Quote every line below exactly as it reads.

---*---

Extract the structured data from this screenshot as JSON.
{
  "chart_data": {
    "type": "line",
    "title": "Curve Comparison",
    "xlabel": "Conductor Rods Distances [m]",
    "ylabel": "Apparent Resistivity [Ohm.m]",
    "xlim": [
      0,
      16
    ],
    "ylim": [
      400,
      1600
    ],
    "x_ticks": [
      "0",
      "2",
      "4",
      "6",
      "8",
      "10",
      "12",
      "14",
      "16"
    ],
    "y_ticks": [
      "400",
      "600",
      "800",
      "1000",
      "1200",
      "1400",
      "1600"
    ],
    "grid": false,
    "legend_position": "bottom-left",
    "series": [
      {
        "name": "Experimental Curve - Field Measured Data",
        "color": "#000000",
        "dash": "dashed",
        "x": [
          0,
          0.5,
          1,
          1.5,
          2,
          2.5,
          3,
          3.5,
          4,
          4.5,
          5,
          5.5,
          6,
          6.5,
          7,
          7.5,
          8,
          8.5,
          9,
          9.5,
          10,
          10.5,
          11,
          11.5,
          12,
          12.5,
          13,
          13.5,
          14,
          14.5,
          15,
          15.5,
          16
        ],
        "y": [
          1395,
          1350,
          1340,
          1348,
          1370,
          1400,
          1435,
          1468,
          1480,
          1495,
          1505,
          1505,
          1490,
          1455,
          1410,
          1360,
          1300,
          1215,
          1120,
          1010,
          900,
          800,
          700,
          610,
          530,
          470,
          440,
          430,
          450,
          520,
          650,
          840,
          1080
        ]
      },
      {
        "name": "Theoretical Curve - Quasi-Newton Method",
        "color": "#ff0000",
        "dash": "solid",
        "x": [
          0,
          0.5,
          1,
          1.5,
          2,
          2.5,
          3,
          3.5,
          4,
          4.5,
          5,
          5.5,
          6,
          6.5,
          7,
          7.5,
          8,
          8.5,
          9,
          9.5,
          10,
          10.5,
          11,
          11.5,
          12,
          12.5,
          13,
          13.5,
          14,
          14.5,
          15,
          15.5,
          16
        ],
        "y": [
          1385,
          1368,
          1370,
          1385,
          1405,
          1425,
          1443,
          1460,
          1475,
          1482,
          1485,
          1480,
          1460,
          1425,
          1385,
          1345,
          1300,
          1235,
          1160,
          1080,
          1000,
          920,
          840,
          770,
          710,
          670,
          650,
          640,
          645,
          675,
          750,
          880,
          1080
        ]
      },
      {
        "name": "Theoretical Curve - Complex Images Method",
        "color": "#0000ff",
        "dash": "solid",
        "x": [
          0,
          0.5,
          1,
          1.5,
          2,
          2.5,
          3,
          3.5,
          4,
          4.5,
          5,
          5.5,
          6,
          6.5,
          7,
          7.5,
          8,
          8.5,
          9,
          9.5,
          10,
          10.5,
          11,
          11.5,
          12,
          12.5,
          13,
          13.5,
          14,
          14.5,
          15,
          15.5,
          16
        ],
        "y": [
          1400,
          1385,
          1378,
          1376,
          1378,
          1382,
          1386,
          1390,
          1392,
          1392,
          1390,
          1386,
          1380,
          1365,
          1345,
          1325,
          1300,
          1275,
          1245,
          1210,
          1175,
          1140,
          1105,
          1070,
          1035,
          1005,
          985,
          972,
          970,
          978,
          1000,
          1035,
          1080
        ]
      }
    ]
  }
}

---*---

THE OUTPUT:
Extract the structured data from this screenshot as JSON.
{
  "chart_data": {
    "type": "line",
    "title": "Curve Comparison",
    "xlabel": "Conductor Rods Distances [m]",
    "ylabel": "Apparent Resistivity [Ohm.m]",
    "xlim": [
      0,
      16
    ],
    "ylim": [
      400,
      1600
    ],
    "x_ticks": [
      "0",
      "2",
      "4",
      "6",
      "8",
      "10",
      "12",
      "14",
      "16"
    ],
    "y_ticks": [
      "400",
      "600",
      "800",
      "1000",
      "1200",
      "1400",
      "1600"
    ],
    "grid": false,
    "legend_position": "bottom-left",
    "series": [
      {
        "name": "Experimental Curve - Field Measured Data",
        "color": "#000000",
        "dash": "dashed",
        "x": [
          0,
          0.5,
          1,
          1.5,
          2,
          2.5,
          3,
          3.5,
          4,
          4.5,
          5,
          5.5,
          6,
          6.5,
          7,
          7.5,
          8,
          8.5,
          9,
          9.5,
          10,
          10.5,
          11,
          11.5,
          12,
          12.5,
          13,
          13.5,
          14,
          14.5,
          15,
          15.5,
          16
        ],
        "y": [
          1395,
          1350,
          1340,
          1348,
          1370,
          1400,
          1435,
          1468,
          1480,
          1495,
          1505,
          1505,
          1490,
          1455,
          1410,
          1360,
          1300,
          1215,
          1120,
          1010,
          900,
          800,
          700,
          610,
          530,
          470,
          440,
          430,
          450,
          520,
          650,
          840,
          1080
        ]
      },
      {
        "name": "Theoretical Curve - Quasi-Newton Method",
        "color": "#ff0000",
        "dash": "solid",
        "x": [
          0,
          0.5,
          1,
          1.5,
          2,
          2.5,
          3,
          3.5,
          4,
          4.5,
          5,
          5.5,
          6,
          6.5,
          7,
          7.5,
          8,
          8.5,
          9,
          9.5,
          10,
          10.5,
          11,
          11.5,
          12,
          12.5,
          13,
          13.5,
          14,
          14.5,
          15,
          15.5,
          16
        ],
        "y": [
          1385,
          1368,
          1370,
          1385,
          1405,
          1425,
          1443,
          1460,
          1475,
          1482,
          1485,
          1480,
          1460,
          1425,
          1385,
          1345,
          1300,
          1235,
          1160,
          1080,
          1000,
          920,
          840,
          770,
          710,
          670,
          650,
          640,
          645,
          675,
          750,
          880,
          1080
        ]
      },
      {
        "name": "Theoretical Curve - Complex Images Method",
        "color": "#0000ff",
        "dash": "solid",
        "x": [
          0,
          0.5,
          1,
          1.5,
          2,
          2.5,
          3,
          3.5,
          4,
          4.5,
          5,
          5.5,
          6,
          6.5,
          7,
          7.5,
          8,
          8.5,
          9,
          9.5,
          10,
          10.5,
          11,
          11.5,
          12,
          12.5,
          13,
          13.5,
          14,
          14.5,
          15,
          15.5,
          16
        ],
        "y": [
          1400,
          1385,
          1378,
          1376,
          1378,
          1382,
          1386,
          1390,
          1392,
          1392,
          1390,
          1386,
          1380,
          1365,
          1345,
          1325,
          1300,
          1275,
          1245,
          1210,
          1175,
          1140,
          1105,
          1070,
          1035,
          1005,
          985,
          972,
          970,
          978,
          1000,
          1035,
          1080
        ]
      }
    ]
  }
}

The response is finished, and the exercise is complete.